GOAL –
All lines holding the string "Output" are to be shown.

Excerpts from a figure dataset
☆ ☆ ☆ ☆ ☆
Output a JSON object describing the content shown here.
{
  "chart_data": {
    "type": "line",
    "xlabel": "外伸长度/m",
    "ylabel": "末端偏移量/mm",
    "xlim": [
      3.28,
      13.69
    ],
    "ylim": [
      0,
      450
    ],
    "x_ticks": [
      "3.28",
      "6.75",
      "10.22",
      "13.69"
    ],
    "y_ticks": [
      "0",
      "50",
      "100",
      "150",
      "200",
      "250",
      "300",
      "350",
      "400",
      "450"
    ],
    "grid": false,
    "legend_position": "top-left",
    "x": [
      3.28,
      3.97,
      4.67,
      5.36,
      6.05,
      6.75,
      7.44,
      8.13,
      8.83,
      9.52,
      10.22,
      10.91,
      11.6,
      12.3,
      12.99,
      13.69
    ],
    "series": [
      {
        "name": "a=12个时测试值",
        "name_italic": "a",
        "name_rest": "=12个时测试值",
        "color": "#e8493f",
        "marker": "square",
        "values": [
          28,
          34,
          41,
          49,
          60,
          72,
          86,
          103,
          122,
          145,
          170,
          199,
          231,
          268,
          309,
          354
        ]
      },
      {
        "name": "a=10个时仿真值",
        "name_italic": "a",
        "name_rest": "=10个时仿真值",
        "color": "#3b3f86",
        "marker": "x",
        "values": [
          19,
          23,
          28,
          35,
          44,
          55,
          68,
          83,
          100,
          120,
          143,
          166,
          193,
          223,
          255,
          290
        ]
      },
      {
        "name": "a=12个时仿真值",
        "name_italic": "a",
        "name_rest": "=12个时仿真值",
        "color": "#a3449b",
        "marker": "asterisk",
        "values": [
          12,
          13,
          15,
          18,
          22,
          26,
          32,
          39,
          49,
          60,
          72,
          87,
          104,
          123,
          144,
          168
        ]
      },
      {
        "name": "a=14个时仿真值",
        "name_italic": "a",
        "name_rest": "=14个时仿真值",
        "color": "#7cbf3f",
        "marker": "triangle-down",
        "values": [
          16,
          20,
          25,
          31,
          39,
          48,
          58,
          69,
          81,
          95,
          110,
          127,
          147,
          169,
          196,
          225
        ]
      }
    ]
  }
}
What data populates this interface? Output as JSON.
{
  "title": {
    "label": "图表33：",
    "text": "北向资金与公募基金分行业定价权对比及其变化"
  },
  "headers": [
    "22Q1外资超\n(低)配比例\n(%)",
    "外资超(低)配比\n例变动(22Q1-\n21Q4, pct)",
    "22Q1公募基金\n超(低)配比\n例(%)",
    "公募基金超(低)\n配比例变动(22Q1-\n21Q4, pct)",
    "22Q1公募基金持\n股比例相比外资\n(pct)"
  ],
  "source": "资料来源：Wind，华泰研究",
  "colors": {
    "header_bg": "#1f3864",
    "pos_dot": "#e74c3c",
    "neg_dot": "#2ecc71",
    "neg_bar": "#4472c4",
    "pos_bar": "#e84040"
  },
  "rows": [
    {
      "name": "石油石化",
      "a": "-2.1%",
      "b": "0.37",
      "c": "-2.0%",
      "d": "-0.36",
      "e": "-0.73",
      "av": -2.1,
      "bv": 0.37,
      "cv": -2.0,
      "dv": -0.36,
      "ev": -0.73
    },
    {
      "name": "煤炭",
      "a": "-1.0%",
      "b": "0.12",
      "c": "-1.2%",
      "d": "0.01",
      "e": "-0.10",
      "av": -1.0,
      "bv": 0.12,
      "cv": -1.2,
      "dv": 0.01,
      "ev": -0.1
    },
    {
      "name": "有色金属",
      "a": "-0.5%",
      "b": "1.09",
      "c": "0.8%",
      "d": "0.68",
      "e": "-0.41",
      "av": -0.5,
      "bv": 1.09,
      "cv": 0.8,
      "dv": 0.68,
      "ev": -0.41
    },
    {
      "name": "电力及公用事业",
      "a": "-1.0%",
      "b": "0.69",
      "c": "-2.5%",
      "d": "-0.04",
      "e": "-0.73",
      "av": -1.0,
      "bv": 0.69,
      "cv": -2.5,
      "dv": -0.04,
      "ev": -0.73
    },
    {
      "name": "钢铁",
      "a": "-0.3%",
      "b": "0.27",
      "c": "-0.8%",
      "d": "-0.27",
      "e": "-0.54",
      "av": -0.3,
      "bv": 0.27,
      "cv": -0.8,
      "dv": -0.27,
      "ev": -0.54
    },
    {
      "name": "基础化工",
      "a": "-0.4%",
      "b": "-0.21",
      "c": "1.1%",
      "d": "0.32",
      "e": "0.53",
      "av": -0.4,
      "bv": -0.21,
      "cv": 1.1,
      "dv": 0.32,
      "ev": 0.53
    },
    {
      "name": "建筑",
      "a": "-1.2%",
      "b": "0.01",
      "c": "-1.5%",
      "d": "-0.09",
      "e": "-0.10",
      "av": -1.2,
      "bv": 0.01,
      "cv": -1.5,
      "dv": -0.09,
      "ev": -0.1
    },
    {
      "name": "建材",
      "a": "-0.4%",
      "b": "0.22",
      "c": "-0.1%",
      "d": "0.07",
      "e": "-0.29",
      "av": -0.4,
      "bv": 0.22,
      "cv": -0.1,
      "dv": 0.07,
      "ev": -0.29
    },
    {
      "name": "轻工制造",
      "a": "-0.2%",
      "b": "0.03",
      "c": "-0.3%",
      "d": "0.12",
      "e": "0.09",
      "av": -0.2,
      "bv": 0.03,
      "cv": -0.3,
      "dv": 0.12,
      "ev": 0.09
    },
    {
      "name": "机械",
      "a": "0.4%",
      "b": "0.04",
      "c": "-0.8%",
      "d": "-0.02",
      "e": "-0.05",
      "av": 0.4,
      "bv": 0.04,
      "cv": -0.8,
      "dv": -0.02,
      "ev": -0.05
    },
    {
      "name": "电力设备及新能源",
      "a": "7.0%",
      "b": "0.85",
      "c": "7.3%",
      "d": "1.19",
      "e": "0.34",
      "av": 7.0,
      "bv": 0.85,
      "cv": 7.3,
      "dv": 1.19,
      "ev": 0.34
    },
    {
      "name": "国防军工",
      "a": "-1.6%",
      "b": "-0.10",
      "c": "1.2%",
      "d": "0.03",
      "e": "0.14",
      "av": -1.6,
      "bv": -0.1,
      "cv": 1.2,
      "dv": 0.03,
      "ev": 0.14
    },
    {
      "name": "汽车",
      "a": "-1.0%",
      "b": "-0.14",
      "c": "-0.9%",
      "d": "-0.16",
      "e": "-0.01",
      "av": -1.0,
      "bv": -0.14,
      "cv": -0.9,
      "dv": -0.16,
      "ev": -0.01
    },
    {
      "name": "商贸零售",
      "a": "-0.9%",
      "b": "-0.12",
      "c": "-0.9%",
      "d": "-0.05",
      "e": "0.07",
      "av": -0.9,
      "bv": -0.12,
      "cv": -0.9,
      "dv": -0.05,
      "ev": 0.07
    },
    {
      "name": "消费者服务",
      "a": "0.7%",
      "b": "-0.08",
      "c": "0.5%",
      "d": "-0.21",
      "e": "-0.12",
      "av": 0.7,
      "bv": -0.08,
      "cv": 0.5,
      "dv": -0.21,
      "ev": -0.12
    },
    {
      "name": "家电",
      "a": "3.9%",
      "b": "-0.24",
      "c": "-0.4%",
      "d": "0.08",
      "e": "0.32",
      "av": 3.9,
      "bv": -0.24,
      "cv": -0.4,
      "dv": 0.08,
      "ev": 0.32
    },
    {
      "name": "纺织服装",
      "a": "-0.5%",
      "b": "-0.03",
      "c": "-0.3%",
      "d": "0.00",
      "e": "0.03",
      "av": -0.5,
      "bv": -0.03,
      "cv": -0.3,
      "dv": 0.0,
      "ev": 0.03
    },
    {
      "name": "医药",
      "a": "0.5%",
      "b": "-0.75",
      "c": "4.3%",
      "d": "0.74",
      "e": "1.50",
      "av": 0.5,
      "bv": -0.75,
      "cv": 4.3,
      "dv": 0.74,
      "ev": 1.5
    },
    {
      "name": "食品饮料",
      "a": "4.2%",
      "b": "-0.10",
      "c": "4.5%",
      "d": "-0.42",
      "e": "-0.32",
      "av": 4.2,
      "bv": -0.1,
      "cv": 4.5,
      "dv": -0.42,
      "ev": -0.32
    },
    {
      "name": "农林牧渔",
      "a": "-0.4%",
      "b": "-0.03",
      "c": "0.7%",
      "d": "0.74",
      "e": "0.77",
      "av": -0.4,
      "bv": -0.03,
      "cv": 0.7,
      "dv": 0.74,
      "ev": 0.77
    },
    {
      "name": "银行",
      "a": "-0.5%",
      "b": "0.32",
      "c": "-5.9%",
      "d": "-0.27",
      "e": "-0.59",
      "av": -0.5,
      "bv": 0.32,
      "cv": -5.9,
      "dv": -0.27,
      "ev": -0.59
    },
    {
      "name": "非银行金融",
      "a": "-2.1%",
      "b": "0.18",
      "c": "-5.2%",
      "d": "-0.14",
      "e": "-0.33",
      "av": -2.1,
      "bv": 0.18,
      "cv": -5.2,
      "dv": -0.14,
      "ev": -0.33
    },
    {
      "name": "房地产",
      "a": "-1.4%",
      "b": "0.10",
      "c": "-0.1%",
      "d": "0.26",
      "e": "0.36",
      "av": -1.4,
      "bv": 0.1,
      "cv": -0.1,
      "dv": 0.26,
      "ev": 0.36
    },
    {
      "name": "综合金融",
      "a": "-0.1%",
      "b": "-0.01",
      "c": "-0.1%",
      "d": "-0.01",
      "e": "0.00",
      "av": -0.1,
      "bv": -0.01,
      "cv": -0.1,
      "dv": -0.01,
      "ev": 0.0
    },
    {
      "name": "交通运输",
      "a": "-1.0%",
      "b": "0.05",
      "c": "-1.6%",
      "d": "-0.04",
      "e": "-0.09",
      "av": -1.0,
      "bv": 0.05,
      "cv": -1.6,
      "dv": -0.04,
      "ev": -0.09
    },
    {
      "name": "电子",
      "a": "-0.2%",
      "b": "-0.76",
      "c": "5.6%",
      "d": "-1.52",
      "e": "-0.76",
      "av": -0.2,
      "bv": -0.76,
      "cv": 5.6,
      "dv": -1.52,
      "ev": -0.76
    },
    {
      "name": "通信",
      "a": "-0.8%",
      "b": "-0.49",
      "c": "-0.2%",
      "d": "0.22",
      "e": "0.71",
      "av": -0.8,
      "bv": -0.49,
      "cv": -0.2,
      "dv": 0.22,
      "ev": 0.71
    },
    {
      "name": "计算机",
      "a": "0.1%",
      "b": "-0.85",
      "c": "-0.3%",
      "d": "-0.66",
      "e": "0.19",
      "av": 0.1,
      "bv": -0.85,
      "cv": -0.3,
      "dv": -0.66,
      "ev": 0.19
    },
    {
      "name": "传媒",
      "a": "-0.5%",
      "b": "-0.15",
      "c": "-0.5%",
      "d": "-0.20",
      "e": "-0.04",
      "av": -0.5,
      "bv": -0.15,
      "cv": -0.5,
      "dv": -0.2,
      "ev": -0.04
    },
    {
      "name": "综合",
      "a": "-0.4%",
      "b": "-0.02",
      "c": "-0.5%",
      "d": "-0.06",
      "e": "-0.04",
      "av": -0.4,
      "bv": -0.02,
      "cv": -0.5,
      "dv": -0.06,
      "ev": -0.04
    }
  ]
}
☆ ☆ ☆ ☆ ☆
SOLVED EXERCISE –
Output a JSON object describing the content shown here.
What data populates this interface? Output as JSON.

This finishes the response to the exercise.